## Directions:
Look for the string "this" in every line, and copy each line that has it.

───── Data records ─────

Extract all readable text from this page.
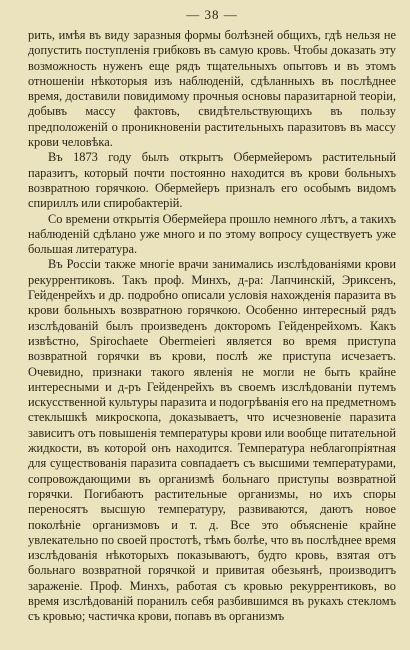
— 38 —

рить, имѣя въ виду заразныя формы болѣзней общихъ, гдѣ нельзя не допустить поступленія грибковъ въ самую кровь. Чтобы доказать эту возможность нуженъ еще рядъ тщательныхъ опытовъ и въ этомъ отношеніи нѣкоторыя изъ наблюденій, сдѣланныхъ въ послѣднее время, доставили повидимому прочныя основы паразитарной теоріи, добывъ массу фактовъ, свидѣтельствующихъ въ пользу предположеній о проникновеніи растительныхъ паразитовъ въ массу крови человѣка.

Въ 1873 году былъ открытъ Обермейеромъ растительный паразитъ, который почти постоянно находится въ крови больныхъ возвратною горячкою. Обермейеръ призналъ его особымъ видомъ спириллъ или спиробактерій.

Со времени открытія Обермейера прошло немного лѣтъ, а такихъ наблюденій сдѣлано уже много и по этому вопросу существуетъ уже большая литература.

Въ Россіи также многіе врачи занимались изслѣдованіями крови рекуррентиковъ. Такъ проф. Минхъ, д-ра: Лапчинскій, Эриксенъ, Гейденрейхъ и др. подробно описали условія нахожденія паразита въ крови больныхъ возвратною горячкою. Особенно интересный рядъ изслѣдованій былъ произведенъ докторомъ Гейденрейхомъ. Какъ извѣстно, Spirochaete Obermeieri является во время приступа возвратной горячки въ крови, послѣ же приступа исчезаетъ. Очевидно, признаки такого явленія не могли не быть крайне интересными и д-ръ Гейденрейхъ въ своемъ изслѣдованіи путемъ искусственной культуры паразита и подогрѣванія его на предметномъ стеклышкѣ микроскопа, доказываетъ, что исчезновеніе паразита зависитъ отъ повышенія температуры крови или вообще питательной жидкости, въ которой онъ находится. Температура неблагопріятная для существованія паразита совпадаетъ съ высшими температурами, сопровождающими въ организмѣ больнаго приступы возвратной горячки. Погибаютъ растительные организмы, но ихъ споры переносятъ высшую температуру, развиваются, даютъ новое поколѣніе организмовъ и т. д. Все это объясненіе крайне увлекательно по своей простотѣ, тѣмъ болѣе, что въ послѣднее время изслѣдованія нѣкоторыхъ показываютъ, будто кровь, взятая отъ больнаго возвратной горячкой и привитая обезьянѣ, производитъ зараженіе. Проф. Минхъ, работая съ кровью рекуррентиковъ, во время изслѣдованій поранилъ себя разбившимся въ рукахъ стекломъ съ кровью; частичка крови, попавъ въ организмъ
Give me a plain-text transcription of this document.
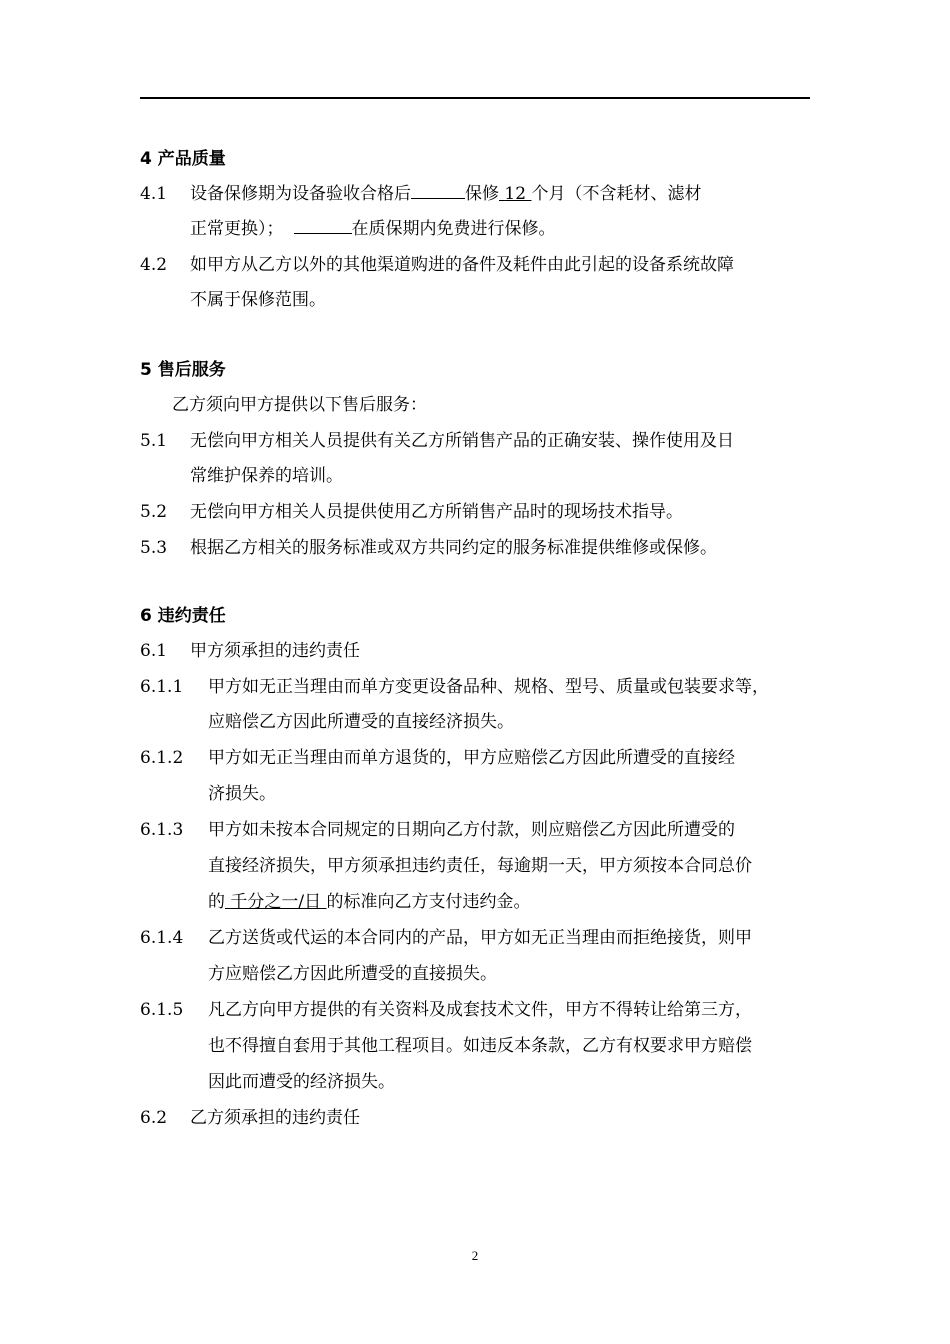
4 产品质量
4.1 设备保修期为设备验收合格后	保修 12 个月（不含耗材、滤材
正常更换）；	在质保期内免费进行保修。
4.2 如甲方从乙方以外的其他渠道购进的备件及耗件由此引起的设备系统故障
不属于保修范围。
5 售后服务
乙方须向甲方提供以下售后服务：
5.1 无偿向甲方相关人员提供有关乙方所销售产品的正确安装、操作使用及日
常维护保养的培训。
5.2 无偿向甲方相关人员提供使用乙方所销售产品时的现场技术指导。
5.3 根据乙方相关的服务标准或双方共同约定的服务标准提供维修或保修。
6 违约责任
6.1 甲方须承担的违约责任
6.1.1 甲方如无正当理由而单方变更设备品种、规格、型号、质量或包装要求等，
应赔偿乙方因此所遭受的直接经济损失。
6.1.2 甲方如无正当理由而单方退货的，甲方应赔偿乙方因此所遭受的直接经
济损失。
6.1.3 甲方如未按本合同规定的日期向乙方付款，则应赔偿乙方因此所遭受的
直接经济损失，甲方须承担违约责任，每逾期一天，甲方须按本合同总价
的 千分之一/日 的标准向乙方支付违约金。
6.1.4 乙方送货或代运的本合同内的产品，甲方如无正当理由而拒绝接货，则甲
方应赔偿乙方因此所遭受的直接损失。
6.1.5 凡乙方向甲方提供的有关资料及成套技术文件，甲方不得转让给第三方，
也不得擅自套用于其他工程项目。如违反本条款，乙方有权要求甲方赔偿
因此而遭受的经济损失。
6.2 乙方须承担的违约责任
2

─────

## Exercise result:
Extract all readable text from this page.
Give me a plain-text transcription of this document.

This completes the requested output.